## Problem to solve:
What follows is a listing to be transcribed exactly.

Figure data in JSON
.....

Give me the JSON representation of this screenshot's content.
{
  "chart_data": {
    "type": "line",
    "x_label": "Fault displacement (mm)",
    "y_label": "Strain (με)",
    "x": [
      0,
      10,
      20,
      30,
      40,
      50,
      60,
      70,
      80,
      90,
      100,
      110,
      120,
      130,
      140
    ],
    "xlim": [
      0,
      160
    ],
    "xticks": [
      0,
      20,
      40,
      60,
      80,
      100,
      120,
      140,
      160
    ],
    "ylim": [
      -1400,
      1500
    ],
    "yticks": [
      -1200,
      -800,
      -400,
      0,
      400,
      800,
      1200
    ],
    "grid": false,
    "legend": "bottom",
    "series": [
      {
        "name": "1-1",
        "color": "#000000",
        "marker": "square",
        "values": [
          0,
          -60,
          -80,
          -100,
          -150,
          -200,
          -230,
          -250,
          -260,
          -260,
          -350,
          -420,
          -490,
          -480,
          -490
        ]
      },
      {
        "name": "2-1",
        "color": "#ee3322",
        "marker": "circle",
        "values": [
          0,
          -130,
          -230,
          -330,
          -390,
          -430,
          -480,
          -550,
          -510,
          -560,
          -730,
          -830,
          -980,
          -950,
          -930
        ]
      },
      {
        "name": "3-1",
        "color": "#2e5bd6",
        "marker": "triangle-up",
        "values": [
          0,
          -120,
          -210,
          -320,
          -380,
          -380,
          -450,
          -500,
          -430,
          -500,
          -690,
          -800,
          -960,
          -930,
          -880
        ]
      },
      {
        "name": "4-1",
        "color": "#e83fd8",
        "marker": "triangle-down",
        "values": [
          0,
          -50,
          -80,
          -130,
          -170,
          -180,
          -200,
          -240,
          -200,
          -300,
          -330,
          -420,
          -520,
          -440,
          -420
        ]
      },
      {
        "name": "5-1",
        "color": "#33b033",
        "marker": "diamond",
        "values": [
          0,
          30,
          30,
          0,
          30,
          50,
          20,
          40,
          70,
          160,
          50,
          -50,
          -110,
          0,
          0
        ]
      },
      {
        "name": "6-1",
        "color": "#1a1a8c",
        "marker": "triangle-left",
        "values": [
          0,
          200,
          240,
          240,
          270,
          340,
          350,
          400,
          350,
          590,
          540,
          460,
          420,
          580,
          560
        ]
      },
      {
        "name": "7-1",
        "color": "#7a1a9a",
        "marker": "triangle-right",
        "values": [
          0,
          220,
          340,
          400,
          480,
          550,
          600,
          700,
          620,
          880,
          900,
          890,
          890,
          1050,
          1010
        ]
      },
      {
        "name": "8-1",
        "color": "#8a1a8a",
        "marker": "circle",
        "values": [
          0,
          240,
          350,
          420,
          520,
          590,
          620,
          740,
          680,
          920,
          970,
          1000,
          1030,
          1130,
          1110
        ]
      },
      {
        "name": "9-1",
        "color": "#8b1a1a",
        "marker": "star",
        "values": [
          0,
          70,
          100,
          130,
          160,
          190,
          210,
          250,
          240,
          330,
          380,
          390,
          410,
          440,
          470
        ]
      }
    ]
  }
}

.....

## Response to the task:
Give me the JSON representation of this screenshot's content.
{
  "chart_data": {
    "type": "line",
    "x_label": "Fault displacement (mm)",
    "y_label": "Strain (με)",
    "x": [
      0,
      10,
      20,
      30,
      40,
      50,
      60,
      70,
      80,
      90,
      100,
      110,
      120,
      130,
      140
    ],
    "xlim": [
      0,
      160
    ],
    "xticks": [
      0,
      20,
      40,
      60,
      80,
      100,
      120,
      140,
      160
    ],
    "ylim": [
      -1400,
      1500
    ],
    "yticks": [
      -1200,
      -800,
      -400,
      0,
      400,
      800,
      1200
    ],
    "grid": false,
    "legend": "bottom",
    "series": [
      {
        "name": "1-1",
        "color": "#000000",
        "marker": "square",
        "values": [
          0,
          -60,
          -80,
          -100,
          -150,
          -200,
          -230,
          -250,
          -260,
          -260,
          -350,
          -420,
          -490,
          -480,
          -490
        ]
      },
      {
        "name": "2-1",
        "color": "#ee3322",
        "marker": "circle",
        "values": [
          0,
          -130,
          -230,
          -330,
          -390,
          -430,
          -480,
          -550,
          -510,
          -560,
          -730,
          -830,
          -980,
          -950,
          -930
        ]
      },
      {
        "name": "3-1",
        "color": "#2e5bd6",
        "marker": "triangle-up",
        "values": [
          0,
          -120,
          -210,
          -320,
          -380,
          -380,
          -450,
          -500,
          -430,
          -500,
          -690,
          -800,
          -960,
          -930,
          -880
        ]
      },
      {
        "name": "4-1",
        "color": "#e83fd8",
        "marker": "triangle-down",
        "values": [
          0,
          -50,
          -80,
          -130,
          -170,
          -180,
          -200,
          -240,
          -200,
          -300,
          -330,
          -420,
          -520,
          -440,
          -420
        ]
      },
      {
        "name": "5-1",
        "color": "#33b033",
        "marker": "diamond",
        "values": [
          0,
          30,
          30,
          0,
          30,
          50,
          20,
          40,
          70,
          160,
          50,
          -50,
          -110,
          0,
          0
        ]
      },
      {
        "name": "6-1",
        "color": "#1a1a8c",
        "marker": "triangle-left",
        "values": [
          0,
          200,
          240,
          240,
          270,
          340,
          350,
          400,
          350,
          590,
          540,
          460,
          420,
          580,
          560
        ]
      },
      {
        "name": "7-1",
        "color": "#7a1a9a",
        "marker": "triangle-right",
        "values": [
          0,
          220,
          340,
          400,
          480,
          550,
          600,
          700,
          620,
          880,
          900,
          890,
          890,
          1050,
          1010
        ]
      },
      {
        "name": "8-1",
        "color": "#8a1a8a",
        "marker": "circle",
        "values": [
          0,
          240,
          350,
          420,
          520,
          590,
          620,
          740,
          680,
          920,
          970,
          1000,
          1030,
          1130,
          1110
        ]
      },
      {
        "name": "9-1",
        "color": "#8b1a1a",
        "marker": "star",
        "values": [
          0,
          70,
          100,
          130,
          160,
          190,
          210,
          250,
          240,
          330,
          380,
          390,
          410,
          440,
          470
        ]
      }
    ]
  }
}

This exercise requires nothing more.